++++ Supplied material ++++

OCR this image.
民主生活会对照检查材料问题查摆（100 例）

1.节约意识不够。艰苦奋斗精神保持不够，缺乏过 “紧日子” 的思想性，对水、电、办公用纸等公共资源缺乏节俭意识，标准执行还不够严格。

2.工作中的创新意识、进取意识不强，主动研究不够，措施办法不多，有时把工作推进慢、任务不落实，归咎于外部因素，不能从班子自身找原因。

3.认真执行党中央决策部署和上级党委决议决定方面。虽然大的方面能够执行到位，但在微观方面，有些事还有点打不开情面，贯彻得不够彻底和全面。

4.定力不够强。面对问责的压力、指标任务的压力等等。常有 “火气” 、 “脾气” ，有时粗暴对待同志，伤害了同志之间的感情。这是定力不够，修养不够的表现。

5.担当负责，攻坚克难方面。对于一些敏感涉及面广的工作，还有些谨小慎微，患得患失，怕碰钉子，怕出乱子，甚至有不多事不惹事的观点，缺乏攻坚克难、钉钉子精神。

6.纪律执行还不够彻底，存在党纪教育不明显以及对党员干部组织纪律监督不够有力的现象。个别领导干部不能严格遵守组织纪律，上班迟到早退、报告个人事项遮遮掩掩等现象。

++++

* Task directions: Type out the entries again, word for word.

* Result below:
OCR this image.
民主生活会对照检查材料问题查摆（100 例）

1.节约意识不够。艰苦奋斗精神保持不够，缺乏过 “紧日子” 的思想性，对水、电、办公用纸等公共资源缺乏节俭意识，标准执行还不够严格。

2.工作中的创新意识、进取意识不强，主动研究不够，措施办法不多，有时把工作推进慢、任务不落实，归咎于外部因素，不能从班子自身找原因。

3.认真执行党中央决策部署和上级党委决议决定方面。虽然大的方面能够执行到位，但在微观方面，有些事还有点打不开情面，贯彻得不够彻底和全面。

4.定力不够强。面对问责的压力、指标任务的压力等等。常有 “火气” 、 “脾气” ，有时粗暴对待同志，伤害了同志之间的感情。这是定力不够，修养不够的表现。

5.担当负责，攻坚克难方面。对于一些敏感涉及面广的工作，还有些谨小慎微，患得患失，怕碰钉子，怕出乱子，甚至有不多事不惹事的观点，缺乏攻坚克难、钉钉子精神。

6.纪律执行还不够彻底，存在党纪教育不明显以及对党员干部组织纪律监督不够有力的现象。个别领导干部不能严格遵守组织纪律，上班迟到早退、报告个人事项遮遮掩掩等现象。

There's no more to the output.